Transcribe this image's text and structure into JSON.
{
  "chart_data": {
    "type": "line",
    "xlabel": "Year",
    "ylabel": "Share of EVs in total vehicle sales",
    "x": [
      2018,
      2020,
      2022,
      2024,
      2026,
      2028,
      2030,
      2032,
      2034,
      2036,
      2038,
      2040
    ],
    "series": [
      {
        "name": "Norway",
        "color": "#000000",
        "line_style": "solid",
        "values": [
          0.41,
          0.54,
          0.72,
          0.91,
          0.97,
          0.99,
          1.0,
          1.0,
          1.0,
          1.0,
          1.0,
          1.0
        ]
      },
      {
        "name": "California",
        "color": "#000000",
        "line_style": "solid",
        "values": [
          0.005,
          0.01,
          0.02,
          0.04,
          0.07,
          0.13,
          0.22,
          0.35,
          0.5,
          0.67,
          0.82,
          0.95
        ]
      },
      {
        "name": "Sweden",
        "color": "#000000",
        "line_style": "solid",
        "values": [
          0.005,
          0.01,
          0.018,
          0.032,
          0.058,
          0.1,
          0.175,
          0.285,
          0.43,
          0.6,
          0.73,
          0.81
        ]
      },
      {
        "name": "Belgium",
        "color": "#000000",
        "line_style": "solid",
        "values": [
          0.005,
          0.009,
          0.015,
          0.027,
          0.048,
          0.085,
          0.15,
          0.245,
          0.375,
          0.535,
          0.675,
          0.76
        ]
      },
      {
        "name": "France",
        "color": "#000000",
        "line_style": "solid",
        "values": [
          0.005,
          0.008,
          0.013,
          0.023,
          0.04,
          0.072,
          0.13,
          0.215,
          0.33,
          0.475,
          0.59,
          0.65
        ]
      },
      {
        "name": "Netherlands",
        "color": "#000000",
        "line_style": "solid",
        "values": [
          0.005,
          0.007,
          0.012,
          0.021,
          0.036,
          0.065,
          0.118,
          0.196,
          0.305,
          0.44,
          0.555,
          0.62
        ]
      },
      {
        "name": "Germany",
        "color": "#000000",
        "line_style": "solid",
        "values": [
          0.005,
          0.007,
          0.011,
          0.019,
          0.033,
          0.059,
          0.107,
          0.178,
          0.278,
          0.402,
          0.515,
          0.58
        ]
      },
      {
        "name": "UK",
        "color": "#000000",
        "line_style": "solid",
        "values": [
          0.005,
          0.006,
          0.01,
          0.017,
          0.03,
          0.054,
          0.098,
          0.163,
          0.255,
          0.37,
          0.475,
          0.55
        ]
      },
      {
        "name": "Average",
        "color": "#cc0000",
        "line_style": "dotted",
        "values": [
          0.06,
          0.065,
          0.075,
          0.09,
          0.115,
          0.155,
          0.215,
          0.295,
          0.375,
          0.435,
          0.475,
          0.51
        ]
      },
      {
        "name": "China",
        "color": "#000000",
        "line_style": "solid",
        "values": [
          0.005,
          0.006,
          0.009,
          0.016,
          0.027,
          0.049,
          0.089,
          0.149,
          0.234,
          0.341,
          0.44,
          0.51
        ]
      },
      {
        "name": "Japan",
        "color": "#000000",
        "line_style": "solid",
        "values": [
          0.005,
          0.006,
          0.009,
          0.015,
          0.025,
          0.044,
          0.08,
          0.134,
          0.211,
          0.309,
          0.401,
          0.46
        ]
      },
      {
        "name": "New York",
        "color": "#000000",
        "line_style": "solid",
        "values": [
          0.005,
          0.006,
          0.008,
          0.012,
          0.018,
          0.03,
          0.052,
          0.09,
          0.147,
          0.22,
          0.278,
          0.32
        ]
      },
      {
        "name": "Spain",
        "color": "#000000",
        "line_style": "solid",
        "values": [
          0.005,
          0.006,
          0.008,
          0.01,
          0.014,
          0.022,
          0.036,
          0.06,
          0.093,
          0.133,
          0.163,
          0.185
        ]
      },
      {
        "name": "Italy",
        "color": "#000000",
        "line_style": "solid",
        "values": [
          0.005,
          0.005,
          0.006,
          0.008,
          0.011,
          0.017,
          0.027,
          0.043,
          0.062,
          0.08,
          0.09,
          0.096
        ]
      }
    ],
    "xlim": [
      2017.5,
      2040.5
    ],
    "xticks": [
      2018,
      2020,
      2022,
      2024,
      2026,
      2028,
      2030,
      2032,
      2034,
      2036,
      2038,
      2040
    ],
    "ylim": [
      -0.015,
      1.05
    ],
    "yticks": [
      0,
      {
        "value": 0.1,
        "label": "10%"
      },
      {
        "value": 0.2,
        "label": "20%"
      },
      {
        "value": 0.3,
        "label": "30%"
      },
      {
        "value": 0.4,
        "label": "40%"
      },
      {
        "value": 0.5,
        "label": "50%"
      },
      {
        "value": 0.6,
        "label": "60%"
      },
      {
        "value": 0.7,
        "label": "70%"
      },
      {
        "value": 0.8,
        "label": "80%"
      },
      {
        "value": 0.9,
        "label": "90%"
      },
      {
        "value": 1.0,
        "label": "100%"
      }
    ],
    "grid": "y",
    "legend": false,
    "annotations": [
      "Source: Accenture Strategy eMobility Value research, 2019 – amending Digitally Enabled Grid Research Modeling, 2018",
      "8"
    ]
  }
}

INSTRUCTIONS TO FOLLOW:
Reproduce the data shown above exactly.

FINAL RESULT:
Transcribe this image's text and structure into JSON.
{
  "chart_data": {
    "type": "line",
    "xlabel": "Year",
    "ylabel": "Share of EVs in total vehicle sales",
    "x": [
      2018,
      2020,
      2022,
      2024,
      2026,
      2028,
      2030,
      2032,
      2034,
      2036,
      2038,
      2040
    ],
    "series": [
      {
        "name": "Norway",
        "color": "#000000",
        "line_style": "solid",
        "values": [
          0.41,
          0.54,
          0.72,
          0.91,
          0.97,
          0.99,
          1.0,
          1.0,
          1.0,
          1.0,
          1.0,
          1.0
        ]
      },
      {
        "name": "California",
        "color": "#000000",
        "line_style": "solid",
        "values": [
          0.005,
          0.01,
          0.02,
          0.04,
          0.07,
          0.13,
          0.22,
          0.35,
          0.5,
          0.67,
          0.82,
          0.95
        ]
      },
      {
        "name": "Sweden",
        "color": "#000000",
        "line_style": "solid",
        "values": [
          0.005,
          0.01,
          0.018,
          0.032,
          0.058,
          0.1,
          0.175,
          0.285,
          0.43,
          0.6,
          0.73,
          0.81
        ]
      },
      {
        "name": "Belgium",
        "color": "#000000",
        "line_style": "solid",
        "values": [
          0.005,
          0.009,
          0.015,
          0.027,
          0.048,
          0.085,
          0.15,
          0.245,
          0.375,
          0.535,
          0.675,
          0.76
        ]
      },
      {
        "name": "France",
        "color": "#000000",
        "line_style": "solid",
        "values": [
          0.005,
          0.008,
          0.013,
          0.023,
          0.04,
          0.072,
          0.13,
          0.215,
          0.33,
          0.475,
          0.59,
          0.65
        ]
      },
      {
        "name": "Netherlands",
        "color": "#000000",
        "line_style": "solid",
        "values": [
          0.005,
          0.007,
          0.012,
          0.021,
          0.036,
          0.065,
          0.118,
          0.196,
          0.305,
          0.44,
          0.555,
          0.62
        ]
      },
      {
        "name": "Germany",
        "color": "#000000",
        "line_style": "solid",
        "values": [
          0.005,
          0.007,
          0.011,
          0.019,
          0.033,
          0.059,
          0.107,
          0.178,
          0.278,
          0.402,
          0.515,
          0.58
        ]
      },
      {
        "name": "UK",
        "color": "#000000",
        "line_style": "solid",
        "values": [
          0.005,
          0.006,
          0.01,
          0.017,
          0.03,
          0.054,
          0.098,
          0.163,
          0.255,
          0.37,
          0.475,
          0.55
        ]
      },
      {
        "name": "Average",
        "color": "#cc0000",
        "line_style": "dotted",
        "values": [
          0.06,
          0.065,
          0.075,
          0.09,
          0.115,
          0.155,
          0.215,
          0.295,
          0.375,
          0.435,
          0.475,
          0.51
        ]
      },
      {
        "name": "China",
        "color": "#000000",
        "line_style": "solid",
        "values": [
          0.005,
          0.006,
          0.009,
          0.016,
          0.027,
          0.049,
          0.089,
          0.149,
          0.234,
          0.341,
          0.44,
          0.51
        ]
      },
      {
        "name": "Japan",
        "color": "#000000",
        "line_style": "solid",
        "values": [
          0.005,
          0.006,
          0.009,
          0.015,
          0.025,
          0.044,
          0.08,
          0.134,
          0.211,
          0.309,
          0.401,
          0.46
        ]
      },
      {
        "name": "New York",
        "color": "#000000",
        "line_style": "solid",
        "values": [
          0.005,
          0.006,
          0.008,
          0.012,
          0.018,
          0.03,
          0.052,
          0.09,
          0.147,
          0.22,
          0.278,
          0.32
        ]
      },
      {
        "name": "Spain",
        "color": "#000000",
        "line_style": "solid",
        "values": [
          0.005,
          0.006,
          0.008,
          0.01,
          0.014,
          0.022,
          0.036,
          0.06,
          0.093,
          0.133,
          0.163,
          0.185
        ]
      },
      {
        "name": "Italy",
        "color": "#000000",
        "line_style": "solid",
        "values": [
          0.005,
          0.005,
          0.006,
          0.008,
          0.011,
          0.017,
          0.027,
          0.043,
          0.062,
          0.08,
          0.09,
          0.096
        ]
      }
    ],
    "xlim": [
      2017.5,
      2040.5
    ],
    "xticks": [
      2018,
      2020,
      2022,
      2024,
      2026,
      2028,
      2030,
      2032,
      2034,
      2036,
      2038,
      2040
    ],
    "ylim": [
      -0.015,
      1.05
    ],
    "yticks": [
      0,
      {
        "value": 0.1,
        "label": "10%"
      },
      {
        "value": 0.2,
        "label": "20%"
      },
      {
        "value": 0.3,
        "label": "30%"
      },
      {
        "value": 0.4,
        "label": "40%"
      },
      {
        "value": 0.5,
        "label": "50%"
      },
      {
        "value": 0.6,
        "label": "60%"
      },
      {
        "value": 0.7,
        "label": "70%"
      },
      {
        "value": 0.8,
        "label": "80%"
      },
      {
        "value": 0.9,
        "label": "90%"
      },
      {
        "value": 1.0,
        "label": "100%"
      }
    ],
    "grid": "y",
    "legend": false,
    "annotations": [
      "Source: Accenture Strategy eMobility Value research, 2019 – amending Digitally Enabled Grid Research Modeling, 2018",
      "8"
    ]
  }
}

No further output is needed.